STATED PROBLEM:
Find and copy each line of the records where the string "bottom" shows up.

SUPPLIED MATERIAL:
########
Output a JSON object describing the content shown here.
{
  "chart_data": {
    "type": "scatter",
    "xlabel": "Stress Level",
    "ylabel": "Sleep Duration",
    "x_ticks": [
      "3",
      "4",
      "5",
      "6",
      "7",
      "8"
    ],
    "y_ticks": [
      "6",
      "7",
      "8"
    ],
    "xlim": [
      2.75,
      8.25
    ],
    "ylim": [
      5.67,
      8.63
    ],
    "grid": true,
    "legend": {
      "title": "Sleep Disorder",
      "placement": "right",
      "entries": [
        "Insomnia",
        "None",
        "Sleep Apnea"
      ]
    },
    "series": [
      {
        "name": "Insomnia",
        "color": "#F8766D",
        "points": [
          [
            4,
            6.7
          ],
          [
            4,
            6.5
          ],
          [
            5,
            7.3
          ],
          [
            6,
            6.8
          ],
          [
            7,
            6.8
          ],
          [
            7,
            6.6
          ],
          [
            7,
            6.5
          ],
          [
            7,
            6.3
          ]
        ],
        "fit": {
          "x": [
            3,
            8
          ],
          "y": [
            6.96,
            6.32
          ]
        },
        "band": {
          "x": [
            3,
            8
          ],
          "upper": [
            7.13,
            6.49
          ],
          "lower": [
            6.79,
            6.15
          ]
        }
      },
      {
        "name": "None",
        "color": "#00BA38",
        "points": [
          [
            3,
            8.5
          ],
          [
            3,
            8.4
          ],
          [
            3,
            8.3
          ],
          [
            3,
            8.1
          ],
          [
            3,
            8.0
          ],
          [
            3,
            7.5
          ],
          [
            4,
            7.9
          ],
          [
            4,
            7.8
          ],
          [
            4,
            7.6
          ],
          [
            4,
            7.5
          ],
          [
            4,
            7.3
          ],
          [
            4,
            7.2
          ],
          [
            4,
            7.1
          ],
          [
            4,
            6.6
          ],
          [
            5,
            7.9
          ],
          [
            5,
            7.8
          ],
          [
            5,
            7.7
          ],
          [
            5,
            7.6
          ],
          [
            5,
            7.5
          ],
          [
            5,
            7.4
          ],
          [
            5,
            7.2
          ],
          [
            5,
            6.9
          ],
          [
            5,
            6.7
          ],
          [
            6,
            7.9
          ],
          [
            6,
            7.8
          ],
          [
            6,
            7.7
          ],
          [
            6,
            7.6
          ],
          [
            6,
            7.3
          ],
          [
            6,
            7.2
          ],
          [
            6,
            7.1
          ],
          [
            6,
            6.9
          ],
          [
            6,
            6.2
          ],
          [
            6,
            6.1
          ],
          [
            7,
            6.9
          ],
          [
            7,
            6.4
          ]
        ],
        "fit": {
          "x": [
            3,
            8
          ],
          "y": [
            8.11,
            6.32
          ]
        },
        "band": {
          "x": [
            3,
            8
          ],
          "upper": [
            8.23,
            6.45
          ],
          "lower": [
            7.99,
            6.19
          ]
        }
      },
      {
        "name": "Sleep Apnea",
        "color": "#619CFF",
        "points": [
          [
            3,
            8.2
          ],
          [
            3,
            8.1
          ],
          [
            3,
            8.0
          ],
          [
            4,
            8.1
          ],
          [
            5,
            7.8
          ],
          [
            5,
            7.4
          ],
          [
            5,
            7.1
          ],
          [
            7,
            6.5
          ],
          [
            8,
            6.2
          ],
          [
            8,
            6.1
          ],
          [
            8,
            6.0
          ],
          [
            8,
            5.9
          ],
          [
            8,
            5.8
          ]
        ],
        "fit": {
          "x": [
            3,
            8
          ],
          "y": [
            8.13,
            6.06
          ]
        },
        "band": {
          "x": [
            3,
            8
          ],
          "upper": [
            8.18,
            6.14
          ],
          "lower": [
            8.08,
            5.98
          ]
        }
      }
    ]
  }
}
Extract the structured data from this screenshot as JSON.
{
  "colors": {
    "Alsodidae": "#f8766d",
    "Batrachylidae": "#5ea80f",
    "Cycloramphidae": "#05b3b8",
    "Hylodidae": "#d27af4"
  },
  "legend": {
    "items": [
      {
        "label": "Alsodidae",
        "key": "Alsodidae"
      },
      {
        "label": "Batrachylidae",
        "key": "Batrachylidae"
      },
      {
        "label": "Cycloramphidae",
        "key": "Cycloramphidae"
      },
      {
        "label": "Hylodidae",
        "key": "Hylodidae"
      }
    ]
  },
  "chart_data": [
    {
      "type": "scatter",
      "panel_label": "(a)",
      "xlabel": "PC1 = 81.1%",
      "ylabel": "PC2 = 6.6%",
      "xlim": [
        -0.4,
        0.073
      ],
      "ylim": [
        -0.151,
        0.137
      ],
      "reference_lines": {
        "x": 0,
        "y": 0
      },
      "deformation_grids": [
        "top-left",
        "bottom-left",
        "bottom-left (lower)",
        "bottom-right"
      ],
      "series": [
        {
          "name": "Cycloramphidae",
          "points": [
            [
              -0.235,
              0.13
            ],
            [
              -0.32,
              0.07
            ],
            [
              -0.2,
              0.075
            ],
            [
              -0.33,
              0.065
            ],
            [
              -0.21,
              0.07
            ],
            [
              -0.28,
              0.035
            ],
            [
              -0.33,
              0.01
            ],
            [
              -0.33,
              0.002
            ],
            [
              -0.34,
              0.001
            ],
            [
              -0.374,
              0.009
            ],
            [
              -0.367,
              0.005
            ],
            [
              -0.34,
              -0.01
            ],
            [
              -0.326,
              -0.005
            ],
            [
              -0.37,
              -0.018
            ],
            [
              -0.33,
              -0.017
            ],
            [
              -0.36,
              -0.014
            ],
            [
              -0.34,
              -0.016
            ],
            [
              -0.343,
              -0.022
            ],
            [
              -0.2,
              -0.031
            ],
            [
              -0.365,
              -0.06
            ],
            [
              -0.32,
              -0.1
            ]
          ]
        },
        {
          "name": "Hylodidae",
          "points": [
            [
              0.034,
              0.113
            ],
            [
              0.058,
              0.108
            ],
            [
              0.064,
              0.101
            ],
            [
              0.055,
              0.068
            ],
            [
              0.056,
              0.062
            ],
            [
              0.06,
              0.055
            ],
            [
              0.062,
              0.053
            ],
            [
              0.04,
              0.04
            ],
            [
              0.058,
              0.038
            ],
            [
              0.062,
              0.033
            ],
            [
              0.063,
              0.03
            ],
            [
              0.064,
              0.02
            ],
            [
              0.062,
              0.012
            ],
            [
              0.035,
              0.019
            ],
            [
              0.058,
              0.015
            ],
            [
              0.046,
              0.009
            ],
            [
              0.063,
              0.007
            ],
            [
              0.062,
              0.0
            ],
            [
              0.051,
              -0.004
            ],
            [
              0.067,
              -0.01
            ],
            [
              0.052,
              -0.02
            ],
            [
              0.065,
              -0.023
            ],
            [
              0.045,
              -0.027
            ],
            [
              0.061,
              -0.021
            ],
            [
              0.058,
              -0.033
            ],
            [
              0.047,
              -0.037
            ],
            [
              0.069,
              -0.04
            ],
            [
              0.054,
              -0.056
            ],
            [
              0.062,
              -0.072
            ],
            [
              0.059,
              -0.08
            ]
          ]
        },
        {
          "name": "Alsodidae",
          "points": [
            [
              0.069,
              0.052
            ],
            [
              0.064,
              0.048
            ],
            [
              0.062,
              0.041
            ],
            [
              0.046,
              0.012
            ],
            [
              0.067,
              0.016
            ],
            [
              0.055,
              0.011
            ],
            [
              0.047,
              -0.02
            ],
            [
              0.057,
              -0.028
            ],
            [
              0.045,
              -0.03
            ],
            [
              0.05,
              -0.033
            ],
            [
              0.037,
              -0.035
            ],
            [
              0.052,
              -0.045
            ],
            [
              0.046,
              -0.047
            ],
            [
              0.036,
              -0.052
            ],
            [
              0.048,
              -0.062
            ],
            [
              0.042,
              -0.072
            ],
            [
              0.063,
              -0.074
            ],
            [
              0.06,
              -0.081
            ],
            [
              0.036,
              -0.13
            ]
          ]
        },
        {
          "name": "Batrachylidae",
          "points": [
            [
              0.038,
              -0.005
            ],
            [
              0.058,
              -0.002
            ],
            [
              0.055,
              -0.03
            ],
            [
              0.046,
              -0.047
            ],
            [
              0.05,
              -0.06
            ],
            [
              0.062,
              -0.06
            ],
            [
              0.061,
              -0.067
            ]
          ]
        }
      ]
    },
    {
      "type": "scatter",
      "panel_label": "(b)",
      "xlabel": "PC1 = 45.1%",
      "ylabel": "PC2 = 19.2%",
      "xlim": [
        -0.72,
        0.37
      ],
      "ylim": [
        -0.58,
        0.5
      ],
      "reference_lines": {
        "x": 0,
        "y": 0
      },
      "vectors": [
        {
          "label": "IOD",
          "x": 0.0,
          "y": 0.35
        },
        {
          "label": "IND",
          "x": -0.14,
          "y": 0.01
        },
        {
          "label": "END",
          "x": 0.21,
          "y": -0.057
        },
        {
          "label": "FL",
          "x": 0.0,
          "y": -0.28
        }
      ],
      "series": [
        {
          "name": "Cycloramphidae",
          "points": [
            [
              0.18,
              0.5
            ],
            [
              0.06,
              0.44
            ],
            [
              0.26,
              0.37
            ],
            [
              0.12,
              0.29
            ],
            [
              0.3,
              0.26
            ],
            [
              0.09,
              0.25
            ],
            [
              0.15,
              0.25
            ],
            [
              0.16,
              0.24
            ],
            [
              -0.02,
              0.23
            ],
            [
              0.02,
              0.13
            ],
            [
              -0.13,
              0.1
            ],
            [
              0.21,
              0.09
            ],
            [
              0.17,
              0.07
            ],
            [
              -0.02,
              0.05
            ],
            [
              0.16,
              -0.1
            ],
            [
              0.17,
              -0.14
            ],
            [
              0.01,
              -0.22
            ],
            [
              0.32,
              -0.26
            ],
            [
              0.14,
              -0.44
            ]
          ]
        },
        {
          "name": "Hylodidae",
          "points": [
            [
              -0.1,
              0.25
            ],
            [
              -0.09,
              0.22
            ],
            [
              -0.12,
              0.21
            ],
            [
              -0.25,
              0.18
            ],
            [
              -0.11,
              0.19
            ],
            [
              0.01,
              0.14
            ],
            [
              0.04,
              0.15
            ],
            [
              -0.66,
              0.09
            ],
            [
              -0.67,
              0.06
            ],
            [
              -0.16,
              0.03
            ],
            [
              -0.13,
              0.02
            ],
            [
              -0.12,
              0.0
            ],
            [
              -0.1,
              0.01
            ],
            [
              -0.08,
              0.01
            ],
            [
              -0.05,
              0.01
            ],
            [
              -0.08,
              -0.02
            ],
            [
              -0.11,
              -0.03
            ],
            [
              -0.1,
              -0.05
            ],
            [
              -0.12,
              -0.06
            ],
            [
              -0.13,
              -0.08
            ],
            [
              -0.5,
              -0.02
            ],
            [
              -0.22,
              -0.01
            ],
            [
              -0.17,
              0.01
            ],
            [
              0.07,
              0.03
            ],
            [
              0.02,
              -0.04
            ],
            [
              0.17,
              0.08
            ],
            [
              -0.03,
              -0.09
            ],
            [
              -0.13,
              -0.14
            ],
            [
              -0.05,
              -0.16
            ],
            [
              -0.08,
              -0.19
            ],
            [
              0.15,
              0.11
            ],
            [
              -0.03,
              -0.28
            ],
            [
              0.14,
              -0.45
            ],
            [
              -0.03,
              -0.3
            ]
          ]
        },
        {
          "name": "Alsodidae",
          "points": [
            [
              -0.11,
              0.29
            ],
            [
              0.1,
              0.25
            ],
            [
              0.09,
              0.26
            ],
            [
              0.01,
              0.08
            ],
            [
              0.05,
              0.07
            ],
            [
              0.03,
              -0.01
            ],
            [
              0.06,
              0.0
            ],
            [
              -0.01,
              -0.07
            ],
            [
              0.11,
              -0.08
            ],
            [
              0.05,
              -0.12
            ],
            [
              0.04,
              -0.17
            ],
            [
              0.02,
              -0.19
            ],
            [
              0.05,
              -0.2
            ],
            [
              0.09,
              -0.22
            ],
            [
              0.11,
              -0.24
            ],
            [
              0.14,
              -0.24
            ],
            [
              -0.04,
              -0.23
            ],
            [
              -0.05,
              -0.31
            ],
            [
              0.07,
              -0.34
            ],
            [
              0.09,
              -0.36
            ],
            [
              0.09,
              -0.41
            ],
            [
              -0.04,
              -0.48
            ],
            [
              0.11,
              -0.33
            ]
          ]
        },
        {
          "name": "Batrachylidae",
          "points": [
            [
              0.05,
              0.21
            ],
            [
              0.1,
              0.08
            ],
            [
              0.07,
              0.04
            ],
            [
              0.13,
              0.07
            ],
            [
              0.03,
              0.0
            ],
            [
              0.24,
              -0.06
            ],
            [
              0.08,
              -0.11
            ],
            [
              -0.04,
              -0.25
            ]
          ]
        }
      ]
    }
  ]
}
########
OUTPUT FOR THIS EXERCISE:
        "bottom-left",
        "bottom-left (lower)",
        "bottom-right"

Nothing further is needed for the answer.